TO BE DONE =
With the pictures omitted, write out the entries that follow exactly as they stand.

(Recorded data)
★ ★ ★

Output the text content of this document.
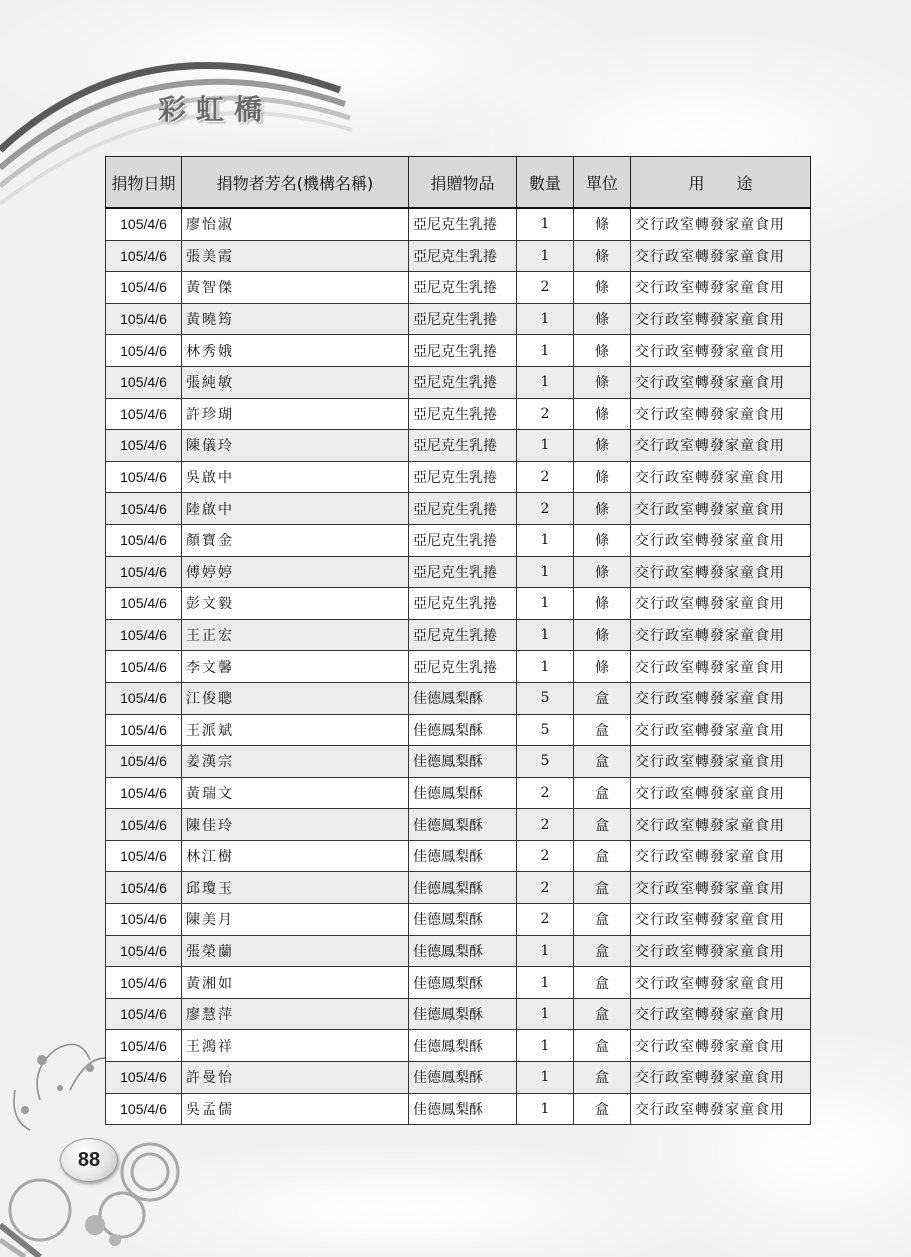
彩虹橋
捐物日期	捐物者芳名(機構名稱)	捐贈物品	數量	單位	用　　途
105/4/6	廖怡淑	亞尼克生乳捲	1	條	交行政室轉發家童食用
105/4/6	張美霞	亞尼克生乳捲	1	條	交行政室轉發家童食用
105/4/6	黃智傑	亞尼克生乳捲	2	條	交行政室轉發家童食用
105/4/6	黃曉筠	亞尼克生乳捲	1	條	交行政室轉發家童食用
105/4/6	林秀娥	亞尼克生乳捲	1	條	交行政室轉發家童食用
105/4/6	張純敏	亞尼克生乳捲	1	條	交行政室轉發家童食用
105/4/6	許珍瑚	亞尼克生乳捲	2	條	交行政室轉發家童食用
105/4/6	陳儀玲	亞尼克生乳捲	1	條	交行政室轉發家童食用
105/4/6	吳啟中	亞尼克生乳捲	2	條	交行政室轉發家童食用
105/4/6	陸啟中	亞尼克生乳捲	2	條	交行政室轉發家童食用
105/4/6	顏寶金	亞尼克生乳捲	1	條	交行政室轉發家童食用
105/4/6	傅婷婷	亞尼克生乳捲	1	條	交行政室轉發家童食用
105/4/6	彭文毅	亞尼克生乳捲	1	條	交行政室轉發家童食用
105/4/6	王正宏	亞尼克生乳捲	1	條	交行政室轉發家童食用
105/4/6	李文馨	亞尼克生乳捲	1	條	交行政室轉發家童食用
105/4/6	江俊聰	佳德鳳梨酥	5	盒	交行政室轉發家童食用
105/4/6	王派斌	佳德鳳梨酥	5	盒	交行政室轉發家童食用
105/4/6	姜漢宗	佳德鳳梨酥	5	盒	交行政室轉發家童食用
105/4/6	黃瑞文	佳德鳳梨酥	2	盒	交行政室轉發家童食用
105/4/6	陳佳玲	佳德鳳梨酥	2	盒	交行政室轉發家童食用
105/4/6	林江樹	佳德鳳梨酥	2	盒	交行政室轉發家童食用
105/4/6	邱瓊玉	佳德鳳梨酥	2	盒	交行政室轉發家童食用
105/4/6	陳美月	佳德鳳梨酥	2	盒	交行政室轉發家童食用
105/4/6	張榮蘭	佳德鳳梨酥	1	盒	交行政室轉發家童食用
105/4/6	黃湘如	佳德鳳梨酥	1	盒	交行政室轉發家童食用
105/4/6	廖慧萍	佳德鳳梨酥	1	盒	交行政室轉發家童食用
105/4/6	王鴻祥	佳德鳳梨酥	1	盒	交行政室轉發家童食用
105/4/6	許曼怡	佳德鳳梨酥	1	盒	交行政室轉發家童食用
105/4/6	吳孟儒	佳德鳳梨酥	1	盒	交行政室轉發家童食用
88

★ ★ ★

EXERCISE OUTPUT =
Output the text content of this document.
彩虹橋
捐物日期	捐物者芳名(機構名稱)	捐贈物品	數量	單位	用　　途
105/4/6	廖怡淑	亞尼克生乳捲	1	條	交行政室轉發家童食用
105/4/6	張美霞	亞尼克生乳捲	1	條	交行政室轉發家童食用
105/4/6	黃智傑	亞尼克生乳捲	2	條	交行政室轉發家童食用
105/4/6	黃曉筠	亞尼克生乳捲	1	條	交行政室轉發家童食用
105/4/6	林秀娥	亞尼克生乳捲	1	條	交行政室轉發家童食用
105/4/6	張純敏	亞尼克生乳捲	1	條	交行政室轉發家童食用
105/4/6	許珍瑚	亞尼克生乳捲	2	條	交行政室轉發家童食用
105/4/6	陳儀玲	亞尼克生乳捲	1	條	交行政室轉發家童食用
105/4/6	吳啟中	亞尼克生乳捲	2	條	交行政室轉發家童食用
105/4/6	陸啟中	亞尼克生乳捲	2	條	交行政室轉發家童食用
105/4/6	顏寶金	亞尼克生乳捲	1	條	交行政室轉發家童食用
105/4/6	傅婷婷	亞尼克生乳捲	1	條	交行政室轉發家童食用
105/4/6	彭文毅	亞尼克生乳捲	1	條	交行政室轉發家童食用
105/4/6	王正宏	亞尼克生乳捲	1	條	交行政室轉發家童食用
105/4/6	李文馨	亞尼克生乳捲	1	條	交行政室轉發家童食用
105/4/6	江俊聰	佳德鳳梨酥	5	盒	交行政室轉發家童食用
105/4/6	王派斌	佳德鳳梨酥	5	盒	交行政室轉發家童食用
105/4/6	姜漢宗	佳德鳳梨酥	5	盒	交行政室轉發家童食用
105/4/6	黃瑞文	佳德鳳梨酥	2	盒	交行政室轉發家童食用
105/4/6	陳佳玲	佳德鳳梨酥	2	盒	交行政室轉發家童食用
105/4/6	林江樹	佳德鳳梨酥	2	盒	交行政室轉發家童食用
105/4/6	邱瓊玉	佳德鳳梨酥	2	盒	交行政室轉發家童食用
105/4/6	陳美月	佳德鳳梨酥	2	盒	交行政室轉發家童食用
105/4/6	張榮蘭	佳德鳳梨酥	1	盒	交行政室轉發家童食用
105/4/6	黃湘如	佳德鳳梨酥	1	盒	交行政室轉發家童食用
105/4/6	廖慧萍	佳德鳳梨酥	1	盒	交行政室轉發家童食用
105/4/6	王鴻祥	佳德鳳梨酥	1	盒	交行政室轉發家童食用
105/4/6	許曼怡	佳德鳳梨酥	1	盒	交行政室轉發家童食用
105/4/6	吳孟儒	佳德鳳梨酥	1	盒	交行政室轉發家童食用
88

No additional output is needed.